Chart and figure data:

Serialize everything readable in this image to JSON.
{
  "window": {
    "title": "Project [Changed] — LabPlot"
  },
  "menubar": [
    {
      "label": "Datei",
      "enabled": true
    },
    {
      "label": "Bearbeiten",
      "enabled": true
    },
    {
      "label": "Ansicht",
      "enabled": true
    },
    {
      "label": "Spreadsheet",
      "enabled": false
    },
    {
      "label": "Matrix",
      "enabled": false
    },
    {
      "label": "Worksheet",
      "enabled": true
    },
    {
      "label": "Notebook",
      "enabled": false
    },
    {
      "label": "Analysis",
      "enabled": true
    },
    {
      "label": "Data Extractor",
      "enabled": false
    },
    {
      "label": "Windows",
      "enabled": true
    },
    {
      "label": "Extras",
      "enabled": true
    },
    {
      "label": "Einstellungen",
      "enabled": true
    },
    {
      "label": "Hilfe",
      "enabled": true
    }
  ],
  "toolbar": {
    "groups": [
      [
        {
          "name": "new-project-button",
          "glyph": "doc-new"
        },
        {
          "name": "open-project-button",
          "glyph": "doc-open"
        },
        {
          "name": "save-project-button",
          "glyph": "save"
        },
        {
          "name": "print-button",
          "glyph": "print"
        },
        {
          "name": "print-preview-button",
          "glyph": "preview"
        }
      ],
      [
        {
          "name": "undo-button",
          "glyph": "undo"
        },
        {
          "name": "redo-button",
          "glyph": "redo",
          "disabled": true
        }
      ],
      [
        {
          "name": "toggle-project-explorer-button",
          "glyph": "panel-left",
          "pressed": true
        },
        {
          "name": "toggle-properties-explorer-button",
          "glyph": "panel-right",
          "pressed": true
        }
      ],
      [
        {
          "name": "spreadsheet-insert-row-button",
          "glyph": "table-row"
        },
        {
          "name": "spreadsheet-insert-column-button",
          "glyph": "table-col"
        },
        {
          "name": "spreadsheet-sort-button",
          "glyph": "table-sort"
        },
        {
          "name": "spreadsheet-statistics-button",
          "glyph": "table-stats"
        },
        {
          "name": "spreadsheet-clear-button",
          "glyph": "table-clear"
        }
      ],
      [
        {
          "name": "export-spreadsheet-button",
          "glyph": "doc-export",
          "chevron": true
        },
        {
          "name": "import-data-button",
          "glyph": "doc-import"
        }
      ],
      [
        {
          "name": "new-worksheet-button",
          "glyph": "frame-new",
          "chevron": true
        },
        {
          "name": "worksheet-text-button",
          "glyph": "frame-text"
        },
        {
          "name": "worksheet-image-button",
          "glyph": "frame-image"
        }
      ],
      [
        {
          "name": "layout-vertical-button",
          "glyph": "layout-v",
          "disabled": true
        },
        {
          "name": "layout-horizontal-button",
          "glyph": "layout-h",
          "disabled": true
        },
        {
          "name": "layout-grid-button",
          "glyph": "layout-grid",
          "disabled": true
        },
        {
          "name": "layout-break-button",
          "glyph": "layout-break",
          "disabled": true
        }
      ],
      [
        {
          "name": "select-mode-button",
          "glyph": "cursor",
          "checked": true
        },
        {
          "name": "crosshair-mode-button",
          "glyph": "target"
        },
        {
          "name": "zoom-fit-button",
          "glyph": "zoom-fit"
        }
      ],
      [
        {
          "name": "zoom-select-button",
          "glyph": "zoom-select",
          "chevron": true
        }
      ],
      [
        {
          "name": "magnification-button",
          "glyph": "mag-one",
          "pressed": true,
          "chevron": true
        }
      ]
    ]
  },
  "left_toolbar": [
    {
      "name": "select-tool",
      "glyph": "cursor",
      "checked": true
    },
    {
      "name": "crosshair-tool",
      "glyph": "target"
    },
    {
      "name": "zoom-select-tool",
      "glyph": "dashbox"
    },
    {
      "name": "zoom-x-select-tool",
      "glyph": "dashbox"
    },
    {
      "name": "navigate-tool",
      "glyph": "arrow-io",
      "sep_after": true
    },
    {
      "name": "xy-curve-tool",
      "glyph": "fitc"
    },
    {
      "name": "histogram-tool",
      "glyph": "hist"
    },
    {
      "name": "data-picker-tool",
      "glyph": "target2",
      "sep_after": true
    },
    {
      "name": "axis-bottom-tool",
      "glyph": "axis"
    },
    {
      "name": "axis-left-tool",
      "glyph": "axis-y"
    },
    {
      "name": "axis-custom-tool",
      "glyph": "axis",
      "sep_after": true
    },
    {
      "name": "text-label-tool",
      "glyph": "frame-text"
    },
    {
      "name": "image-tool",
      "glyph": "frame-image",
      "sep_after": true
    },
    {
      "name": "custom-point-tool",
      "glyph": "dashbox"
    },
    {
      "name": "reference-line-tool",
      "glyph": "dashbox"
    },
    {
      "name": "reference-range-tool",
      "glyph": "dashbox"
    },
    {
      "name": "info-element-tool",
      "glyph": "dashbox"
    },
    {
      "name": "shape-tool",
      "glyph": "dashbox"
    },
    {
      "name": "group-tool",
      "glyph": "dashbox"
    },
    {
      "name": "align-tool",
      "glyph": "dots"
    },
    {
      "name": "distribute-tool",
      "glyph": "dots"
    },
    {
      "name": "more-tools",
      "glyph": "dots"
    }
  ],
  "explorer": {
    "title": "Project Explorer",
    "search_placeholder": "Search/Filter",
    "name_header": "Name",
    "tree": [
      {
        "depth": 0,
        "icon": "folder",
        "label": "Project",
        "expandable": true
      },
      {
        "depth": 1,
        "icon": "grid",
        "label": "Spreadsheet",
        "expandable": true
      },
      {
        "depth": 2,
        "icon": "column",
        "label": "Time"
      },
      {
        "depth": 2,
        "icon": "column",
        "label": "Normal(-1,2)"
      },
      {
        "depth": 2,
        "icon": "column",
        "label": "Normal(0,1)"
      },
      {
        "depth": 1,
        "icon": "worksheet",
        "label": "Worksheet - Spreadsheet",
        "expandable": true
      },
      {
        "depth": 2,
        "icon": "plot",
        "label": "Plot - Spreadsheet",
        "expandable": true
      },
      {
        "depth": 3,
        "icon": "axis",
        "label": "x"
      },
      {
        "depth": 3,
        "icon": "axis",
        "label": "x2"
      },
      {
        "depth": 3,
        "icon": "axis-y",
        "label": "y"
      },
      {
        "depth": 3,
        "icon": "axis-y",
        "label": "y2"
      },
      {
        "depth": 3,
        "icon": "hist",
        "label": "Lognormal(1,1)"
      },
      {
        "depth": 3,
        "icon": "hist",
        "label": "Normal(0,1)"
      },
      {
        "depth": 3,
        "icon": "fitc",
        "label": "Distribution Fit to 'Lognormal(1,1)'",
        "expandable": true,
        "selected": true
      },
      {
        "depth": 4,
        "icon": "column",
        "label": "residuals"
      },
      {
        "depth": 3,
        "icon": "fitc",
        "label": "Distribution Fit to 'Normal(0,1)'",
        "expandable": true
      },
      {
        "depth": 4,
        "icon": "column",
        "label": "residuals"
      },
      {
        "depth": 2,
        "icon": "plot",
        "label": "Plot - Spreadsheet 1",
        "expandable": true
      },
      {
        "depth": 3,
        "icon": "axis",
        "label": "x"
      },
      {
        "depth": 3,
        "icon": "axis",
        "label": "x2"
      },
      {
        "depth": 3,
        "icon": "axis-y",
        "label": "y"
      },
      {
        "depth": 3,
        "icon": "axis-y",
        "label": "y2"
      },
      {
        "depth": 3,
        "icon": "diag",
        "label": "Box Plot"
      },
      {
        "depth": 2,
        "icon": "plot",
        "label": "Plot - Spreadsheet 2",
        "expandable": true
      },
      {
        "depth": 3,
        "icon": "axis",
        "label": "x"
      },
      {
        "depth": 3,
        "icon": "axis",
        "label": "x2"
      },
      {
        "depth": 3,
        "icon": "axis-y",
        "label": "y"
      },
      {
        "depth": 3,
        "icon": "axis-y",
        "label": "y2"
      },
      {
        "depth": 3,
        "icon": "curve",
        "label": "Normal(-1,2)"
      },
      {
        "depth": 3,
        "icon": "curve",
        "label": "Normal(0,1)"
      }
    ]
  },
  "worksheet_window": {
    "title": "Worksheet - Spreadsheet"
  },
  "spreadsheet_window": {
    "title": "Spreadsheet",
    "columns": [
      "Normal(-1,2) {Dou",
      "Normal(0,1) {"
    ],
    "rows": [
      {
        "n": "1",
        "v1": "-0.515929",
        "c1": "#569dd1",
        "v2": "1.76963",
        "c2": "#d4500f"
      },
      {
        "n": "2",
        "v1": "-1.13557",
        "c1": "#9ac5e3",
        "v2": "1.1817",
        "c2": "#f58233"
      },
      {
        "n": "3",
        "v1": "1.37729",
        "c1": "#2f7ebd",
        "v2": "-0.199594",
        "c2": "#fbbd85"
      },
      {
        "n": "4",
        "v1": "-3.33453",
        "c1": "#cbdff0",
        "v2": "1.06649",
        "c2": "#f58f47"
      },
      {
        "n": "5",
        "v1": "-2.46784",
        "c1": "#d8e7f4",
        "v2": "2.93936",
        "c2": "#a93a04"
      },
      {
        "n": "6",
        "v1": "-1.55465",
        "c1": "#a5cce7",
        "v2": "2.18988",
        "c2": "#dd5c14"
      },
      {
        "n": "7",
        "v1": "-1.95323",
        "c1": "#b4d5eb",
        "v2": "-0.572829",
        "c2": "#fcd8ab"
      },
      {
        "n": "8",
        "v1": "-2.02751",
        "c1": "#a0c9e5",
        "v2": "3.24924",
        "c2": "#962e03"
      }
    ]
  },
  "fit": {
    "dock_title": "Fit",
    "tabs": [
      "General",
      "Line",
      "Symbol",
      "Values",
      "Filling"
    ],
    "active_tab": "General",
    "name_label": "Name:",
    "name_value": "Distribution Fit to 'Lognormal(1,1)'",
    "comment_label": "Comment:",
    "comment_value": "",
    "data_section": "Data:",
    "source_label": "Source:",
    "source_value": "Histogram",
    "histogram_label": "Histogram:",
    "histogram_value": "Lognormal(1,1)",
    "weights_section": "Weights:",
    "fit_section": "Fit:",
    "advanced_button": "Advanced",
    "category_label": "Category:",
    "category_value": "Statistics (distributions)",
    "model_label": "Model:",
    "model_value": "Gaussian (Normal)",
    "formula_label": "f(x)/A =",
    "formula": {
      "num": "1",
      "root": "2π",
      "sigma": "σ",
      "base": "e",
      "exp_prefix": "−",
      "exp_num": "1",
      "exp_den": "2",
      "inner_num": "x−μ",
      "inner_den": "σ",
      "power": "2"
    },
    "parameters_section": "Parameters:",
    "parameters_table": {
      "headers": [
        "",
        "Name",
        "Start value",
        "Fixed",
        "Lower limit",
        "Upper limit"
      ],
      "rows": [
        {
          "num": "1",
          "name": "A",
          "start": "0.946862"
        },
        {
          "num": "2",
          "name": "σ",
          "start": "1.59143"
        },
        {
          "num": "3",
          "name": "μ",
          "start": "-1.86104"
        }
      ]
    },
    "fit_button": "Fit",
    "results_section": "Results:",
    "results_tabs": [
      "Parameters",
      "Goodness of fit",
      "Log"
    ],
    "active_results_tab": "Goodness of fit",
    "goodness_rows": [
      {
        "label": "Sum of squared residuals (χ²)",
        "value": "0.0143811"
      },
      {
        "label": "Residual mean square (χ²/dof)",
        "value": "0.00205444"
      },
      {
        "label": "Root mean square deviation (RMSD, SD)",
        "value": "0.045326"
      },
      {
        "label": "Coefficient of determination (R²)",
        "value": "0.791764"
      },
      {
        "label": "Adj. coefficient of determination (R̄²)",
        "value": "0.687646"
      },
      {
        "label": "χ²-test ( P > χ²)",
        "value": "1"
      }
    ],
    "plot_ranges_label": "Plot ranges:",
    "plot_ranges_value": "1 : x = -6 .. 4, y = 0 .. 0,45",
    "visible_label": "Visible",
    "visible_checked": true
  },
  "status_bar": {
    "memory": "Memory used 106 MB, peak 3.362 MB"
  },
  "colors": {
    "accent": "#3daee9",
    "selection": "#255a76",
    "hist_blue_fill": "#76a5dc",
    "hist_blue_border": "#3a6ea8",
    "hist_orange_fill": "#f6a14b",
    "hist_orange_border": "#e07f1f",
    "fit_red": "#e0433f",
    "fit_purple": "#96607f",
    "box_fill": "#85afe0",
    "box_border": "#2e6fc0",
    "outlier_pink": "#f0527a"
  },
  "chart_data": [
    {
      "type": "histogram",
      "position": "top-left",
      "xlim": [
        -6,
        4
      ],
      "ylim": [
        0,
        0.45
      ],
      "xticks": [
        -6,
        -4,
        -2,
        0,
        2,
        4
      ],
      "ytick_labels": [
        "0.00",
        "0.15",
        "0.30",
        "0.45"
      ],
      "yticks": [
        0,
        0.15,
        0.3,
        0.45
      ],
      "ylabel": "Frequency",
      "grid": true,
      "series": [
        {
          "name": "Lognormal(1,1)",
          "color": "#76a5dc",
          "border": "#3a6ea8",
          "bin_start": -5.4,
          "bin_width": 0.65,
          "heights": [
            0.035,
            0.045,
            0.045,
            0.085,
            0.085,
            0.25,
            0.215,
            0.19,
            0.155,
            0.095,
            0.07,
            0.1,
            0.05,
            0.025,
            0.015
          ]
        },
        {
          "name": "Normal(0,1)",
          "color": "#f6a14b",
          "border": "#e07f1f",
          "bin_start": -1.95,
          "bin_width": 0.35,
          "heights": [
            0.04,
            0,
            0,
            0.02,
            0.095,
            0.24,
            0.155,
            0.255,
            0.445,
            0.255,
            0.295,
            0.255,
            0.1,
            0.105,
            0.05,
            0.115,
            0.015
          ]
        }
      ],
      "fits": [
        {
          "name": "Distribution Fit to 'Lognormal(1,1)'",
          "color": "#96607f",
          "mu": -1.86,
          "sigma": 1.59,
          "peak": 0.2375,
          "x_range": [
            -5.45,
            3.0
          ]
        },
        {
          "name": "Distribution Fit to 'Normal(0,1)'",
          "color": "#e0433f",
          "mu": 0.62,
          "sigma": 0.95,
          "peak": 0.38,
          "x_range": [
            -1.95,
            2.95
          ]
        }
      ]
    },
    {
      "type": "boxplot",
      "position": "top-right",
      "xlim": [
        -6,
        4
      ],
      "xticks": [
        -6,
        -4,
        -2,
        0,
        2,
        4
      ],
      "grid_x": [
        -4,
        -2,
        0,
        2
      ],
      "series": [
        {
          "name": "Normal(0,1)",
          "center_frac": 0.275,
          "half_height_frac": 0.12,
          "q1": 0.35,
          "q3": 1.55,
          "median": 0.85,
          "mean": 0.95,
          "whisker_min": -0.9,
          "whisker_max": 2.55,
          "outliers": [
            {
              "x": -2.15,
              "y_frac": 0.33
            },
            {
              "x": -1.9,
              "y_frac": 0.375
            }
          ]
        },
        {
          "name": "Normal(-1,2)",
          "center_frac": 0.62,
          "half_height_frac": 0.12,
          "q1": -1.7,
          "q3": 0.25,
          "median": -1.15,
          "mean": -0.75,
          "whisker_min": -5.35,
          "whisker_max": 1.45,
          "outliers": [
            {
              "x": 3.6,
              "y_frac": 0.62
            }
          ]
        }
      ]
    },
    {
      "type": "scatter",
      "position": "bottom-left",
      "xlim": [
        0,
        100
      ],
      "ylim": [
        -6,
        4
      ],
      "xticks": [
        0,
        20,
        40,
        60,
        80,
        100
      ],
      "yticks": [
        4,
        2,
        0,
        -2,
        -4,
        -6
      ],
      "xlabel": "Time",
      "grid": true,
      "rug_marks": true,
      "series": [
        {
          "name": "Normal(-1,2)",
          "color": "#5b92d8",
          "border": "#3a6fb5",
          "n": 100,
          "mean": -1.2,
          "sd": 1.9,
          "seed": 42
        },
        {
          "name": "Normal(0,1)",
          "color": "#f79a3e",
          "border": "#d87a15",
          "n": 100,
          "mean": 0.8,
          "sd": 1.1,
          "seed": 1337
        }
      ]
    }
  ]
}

**Your objective**
Which lines of the material contain the string "layout"? List each of them.

**Answer to this task**
          "name": "layout-vertical-button",
          "glyph": "layout-v",
          "name": "layout-horizontal-button",
          "glyph": "layout-h",
          "name": "layout-grid-button",
          "glyph": "layout-grid",
          "name": "layout-break-button",
          "glyph": "layout-break",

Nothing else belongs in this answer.